The exercise →
Please write out the material that follows, exactly as it stands.

start

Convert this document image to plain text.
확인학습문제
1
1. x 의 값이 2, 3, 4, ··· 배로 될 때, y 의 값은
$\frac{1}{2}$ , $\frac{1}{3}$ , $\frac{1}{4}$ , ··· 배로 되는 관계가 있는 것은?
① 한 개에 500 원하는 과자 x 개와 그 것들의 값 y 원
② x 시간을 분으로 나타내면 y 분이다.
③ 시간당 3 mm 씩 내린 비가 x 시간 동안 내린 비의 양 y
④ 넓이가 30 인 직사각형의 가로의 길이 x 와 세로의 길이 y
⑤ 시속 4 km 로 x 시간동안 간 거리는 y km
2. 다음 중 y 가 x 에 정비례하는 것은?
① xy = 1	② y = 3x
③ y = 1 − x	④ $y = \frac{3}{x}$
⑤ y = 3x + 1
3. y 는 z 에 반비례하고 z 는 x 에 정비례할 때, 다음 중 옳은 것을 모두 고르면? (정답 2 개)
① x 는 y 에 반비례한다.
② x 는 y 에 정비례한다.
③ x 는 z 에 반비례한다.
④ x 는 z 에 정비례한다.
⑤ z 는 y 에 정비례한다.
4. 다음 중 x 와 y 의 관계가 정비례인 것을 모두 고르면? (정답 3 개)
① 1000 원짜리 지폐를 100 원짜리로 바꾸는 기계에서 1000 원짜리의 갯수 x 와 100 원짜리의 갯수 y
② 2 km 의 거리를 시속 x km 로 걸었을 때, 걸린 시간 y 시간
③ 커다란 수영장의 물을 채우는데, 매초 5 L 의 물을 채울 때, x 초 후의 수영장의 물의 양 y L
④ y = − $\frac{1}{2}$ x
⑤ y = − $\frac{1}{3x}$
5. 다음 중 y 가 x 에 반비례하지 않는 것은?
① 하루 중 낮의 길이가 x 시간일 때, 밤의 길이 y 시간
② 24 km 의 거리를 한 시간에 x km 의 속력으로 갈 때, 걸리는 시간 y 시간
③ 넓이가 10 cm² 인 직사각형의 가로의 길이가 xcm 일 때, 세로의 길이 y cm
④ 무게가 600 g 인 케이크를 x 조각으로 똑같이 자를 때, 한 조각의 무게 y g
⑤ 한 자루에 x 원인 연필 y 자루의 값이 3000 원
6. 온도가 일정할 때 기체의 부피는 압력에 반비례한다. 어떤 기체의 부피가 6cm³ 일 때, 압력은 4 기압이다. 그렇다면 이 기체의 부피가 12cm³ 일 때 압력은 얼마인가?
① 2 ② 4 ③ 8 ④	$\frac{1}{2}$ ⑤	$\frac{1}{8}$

end

The response →
Convert this document image to plain text.
확인학습문제
1
1. x 의 값이 2, 3, 4, ··· 배로 될 때, y 의 값은
$\frac{1}{2}$ , $\frac{1}{3}$ , $\frac{1}{4}$ , ··· 배로 되는 관계가 있는 것은?
① 한 개에 500 원하는 과자 x 개와 그 것들의 값 y 원
② x 시간을 분으로 나타내면 y 분이다.
③ 시간당 3 mm 씩 내린 비가 x 시간 동안 내린 비의 양 y
④ 넓이가 30 인 직사각형의 가로의 길이 x 와 세로의 길이 y
⑤ 시속 4 km 로 x 시간동안 간 거리는 y km
2. 다음 중 y 가 x 에 정비례하는 것은?
① xy = 1	② y = 3x
③ y = 1 − x	④ $y = \frac{3}{x}$
⑤ y = 3x + 1
3. y 는 z 에 반비례하고 z 는 x 에 정비례할 때, 다음 중 옳은 것을 모두 고르면? (정답 2 개)
① x 는 y 에 반비례한다.
② x 는 y 에 정비례한다.
③ x 는 z 에 반비례한다.
④ x 는 z 에 정비례한다.
⑤ z 는 y 에 정비례한다.
4. 다음 중 x 와 y 의 관계가 정비례인 것을 모두 고르면? (정답 3 개)
① 1000 원짜리 지폐를 100 원짜리로 바꾸는 기계에서 1000 원짜리의 갯수 x 와 100 원짜리의 갯수 y
② 2 km 의 거리를 시속 x km 로 걸었을 때, 걸린 시간 y 시간
③ 커다란 수영장의 물을 채우는데, 매초 5 L 의 물을 채울 때, x 초 후의 수영장의 물의 양 y L
④ y = − $\frac{1}{2}$ x
⑤ y = − $\frac{1}{3x}$
5. 다음 중 y 가 x 에 반비례하지 않는 것은?
① 하루 중 낮의 길이가 x 시간일 때, 밤의 길이 y 시간
② 24 km 의 거리를 한 시간에 x km 의 속력으로 갈 때, 걸리는 시간 y 시간
③ 넓이가 10 cm² 인 직사각형의 가로의 길이가 xcm 일 때, 세로의 길이 y cm
④ 무게가 600 g 인 케이크를 x 조각으로 똑같이 자를 때, 한 조각의 무게 y g
⑤ 한 자루에 x 원인 연필 y 자루의 값이 3000 원
6. 온도가 일정할 때 기체의 부피는 압력에 반비례한다. 어떤 기체의 부피가 6cm³ 일 때, 압력은 4 기압이다. 그렇다면 이 기체의 부피가 12cm³ 일 때 압력은 얼마인가?
① 2 ② 4 ③ 8 ④	$\frac{1}{2}$ ⑤	$\frac{1}{8}$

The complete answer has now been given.